▸ **BRANO SCELTO**:
LoaNoi chiede se "le dichiarazioni rese da un dirigente pubblico in un contesto pubblico siano una palese violazione del codice deontologico a cui i dipendenti si debbono attenere"

Loano. Ha come oggetto il “Comportamento pubblico del dirigente di area 3 ed il codice deontologico” dei dipendenti pubblici l’interrogazione presentata dal capogruppo di minoranza di LoaNoi Paolo Gervasi alla maggioranza del sindaco di Loano Luigi Pignocca.

Nel mirino della minoranza, in particolare, c’è il dirigente Aldo Caballini e certe sue affermazioni fatte durante una delle ultime riunioni della segreteria locale del Partito Democratico a cui lo stesso dirigente ha partecipato: “I nostri reciproci gruppi già in un recente passato hanno dovuto segnalare all’amministrazione comportamenti del dirigente certamente non consoni alla figura apicale che lo stesso riveste all’interno del Comune di Loano – si legge nel documento – Le vignette e le affermazioni apparse sulla porta dell’ufficio del medesimo e le successive note scritte redatte su carta intestata del Comune, utilizzando peraltro anche i servizi informatici interni, tutte mirate a screditare l’operato della minoranza, sembra che siano state giudicate dalla giunta e dalla segretaria generale prive di contenuti che potessero determinare sanzioni o quantomeno una reprimenda attraverso un’indagine interne. Con riferimento alle frasi affisse sulla porta dell’ufficio non ci risulta nemmeno, a livello politico, alcun atteggiamento di solidarietà nei nostri confronti”.

▸ **DATI IN ESAME**:

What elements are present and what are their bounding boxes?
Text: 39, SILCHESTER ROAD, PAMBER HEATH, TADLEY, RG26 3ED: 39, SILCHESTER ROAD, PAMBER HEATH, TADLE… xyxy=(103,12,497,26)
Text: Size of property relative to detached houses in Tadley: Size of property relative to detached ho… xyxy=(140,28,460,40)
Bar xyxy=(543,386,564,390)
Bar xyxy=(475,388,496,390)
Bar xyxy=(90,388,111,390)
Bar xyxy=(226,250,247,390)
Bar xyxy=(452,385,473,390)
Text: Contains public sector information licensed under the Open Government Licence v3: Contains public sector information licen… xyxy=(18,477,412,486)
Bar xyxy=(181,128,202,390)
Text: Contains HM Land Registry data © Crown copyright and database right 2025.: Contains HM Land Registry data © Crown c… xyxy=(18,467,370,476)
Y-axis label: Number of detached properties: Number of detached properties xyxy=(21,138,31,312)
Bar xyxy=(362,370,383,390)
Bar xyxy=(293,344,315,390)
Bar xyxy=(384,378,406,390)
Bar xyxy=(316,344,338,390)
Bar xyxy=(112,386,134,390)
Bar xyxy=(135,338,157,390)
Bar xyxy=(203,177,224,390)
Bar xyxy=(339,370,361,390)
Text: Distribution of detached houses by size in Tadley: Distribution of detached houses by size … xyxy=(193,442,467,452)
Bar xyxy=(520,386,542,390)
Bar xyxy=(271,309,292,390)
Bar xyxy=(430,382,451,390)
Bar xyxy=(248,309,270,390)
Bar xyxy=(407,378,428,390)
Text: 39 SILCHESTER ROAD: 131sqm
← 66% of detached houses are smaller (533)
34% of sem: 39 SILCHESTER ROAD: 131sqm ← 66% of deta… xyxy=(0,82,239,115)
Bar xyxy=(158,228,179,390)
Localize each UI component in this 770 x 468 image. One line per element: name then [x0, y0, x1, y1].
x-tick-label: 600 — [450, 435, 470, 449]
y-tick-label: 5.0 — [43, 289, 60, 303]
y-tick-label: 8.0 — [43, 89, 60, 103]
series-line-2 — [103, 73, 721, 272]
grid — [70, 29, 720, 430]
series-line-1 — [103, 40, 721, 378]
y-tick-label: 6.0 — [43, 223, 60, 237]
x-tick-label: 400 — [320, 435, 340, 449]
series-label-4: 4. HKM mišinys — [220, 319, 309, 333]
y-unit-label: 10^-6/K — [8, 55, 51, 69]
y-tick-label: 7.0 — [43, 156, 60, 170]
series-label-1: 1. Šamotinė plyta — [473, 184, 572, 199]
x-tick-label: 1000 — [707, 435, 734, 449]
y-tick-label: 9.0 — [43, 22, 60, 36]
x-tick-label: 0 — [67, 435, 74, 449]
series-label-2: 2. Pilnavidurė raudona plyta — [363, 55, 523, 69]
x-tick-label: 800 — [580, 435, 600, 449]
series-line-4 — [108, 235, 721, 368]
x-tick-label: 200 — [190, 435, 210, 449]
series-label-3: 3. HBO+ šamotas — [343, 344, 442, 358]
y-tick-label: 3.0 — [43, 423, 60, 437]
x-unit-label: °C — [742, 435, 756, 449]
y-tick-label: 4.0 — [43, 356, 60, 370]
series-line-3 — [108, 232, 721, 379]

▸ **SERIE DI ESERCIZI**:
1 - Elenca tutte le persone che il brano cita con nome e cognome.
2 - Trascrivi dal brano il passo che comincia con "LoaNoi chiede se" e arriva fino a "Loano Luigi Pignocca.".
Rispondere basandosi soltanto sul brano.

▸ **RISPOSTE PER ESERCIZIO**:
1 -
Paolo Gervasi
Luigi Pignocca
Aldo Caballini

2 -
LoaNoi chiede se "le dichiarazioni rese da un dirigente pubblico in un contesto pubblico siano una palese violazione del codice deontologico a cui i dipendenti si debbono attenere"

Loano. Ha come oggetto il “Comportamento pubblico del dirigente di area 3 ed il codice deontologico” dei dipendenti pubblici l’interrogazione presentata dal capogruppo di minoranza di LoaNoi Paolo Gervasi alla maggioranza del sindaco di Loano Luigi Pignocca.